§ **Task requirements**
Extract the listing in its entirety, keeping each line identical to the original.

§ **Input material**
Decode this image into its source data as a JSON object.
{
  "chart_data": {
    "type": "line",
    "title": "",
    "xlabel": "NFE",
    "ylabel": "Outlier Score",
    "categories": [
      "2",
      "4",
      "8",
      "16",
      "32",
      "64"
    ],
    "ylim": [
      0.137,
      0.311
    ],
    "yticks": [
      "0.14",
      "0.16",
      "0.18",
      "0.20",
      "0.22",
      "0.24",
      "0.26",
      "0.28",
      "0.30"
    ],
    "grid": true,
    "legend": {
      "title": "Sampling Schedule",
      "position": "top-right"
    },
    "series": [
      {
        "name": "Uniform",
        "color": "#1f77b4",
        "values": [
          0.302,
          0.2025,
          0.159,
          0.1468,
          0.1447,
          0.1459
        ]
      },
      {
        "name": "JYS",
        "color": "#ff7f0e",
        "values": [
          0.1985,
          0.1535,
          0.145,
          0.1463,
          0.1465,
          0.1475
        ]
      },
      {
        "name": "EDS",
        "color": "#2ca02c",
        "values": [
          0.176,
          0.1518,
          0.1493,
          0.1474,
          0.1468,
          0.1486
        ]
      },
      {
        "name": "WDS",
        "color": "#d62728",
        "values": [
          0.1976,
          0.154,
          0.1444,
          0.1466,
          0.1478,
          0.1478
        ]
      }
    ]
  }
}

§ **Solution**
Decode this image into its source data as a JSON object.
{
  "chart_data": {
    "type": "line",
    "title": "",
    "xlabel": "NFE",
    "ylabel": "Outlier Score",
    "categories": [
      "2",
      "4",
      "8",
      "16",
      "32",
      "64"
    ],
    "ylim": [
      0.137,
      0.311
    ],
    "yticks": [
      "0.14",
      "0.16",
      "0.18",
      "0.20",
      "0.22",
      "0.24",
      "0.26",
      "0.28",
      "0.30"
    ],
    "grid": true,
    "legend": {
      "title": "Sampling Schedule",
      "position": "top-right"
    },
    "series": [
      {
        "name": "Uniform",
        "color": "#1f77b4",
        "values": [
          0.302,
          0.2025,
          0.159,
          0.1468,
          0.1447,
          0.1459
        ]
      },
      {
        "name": "JYS",
        "color": "#ff7f0e",
        "values": [
          0.1985,
          0.1535,
          0.145,
          0.1463,
          0.1465,
          0.1475
        ]
      },
      {
        "name": "EDS",
        "color": "#2ca02c",
        "values": [
          0.176,
          0.1518,
          0.1493,
          0.1474,
          0.1468,
          0.1486
        ]
      },
      {
        "name": "WDS",
        "color": "#d62728",
        "values": [
          0.1976,
          0.154,
          0.1444,
          0.1466,
          0.1478,
          0.1478
        ]
      }
    ]
  }
}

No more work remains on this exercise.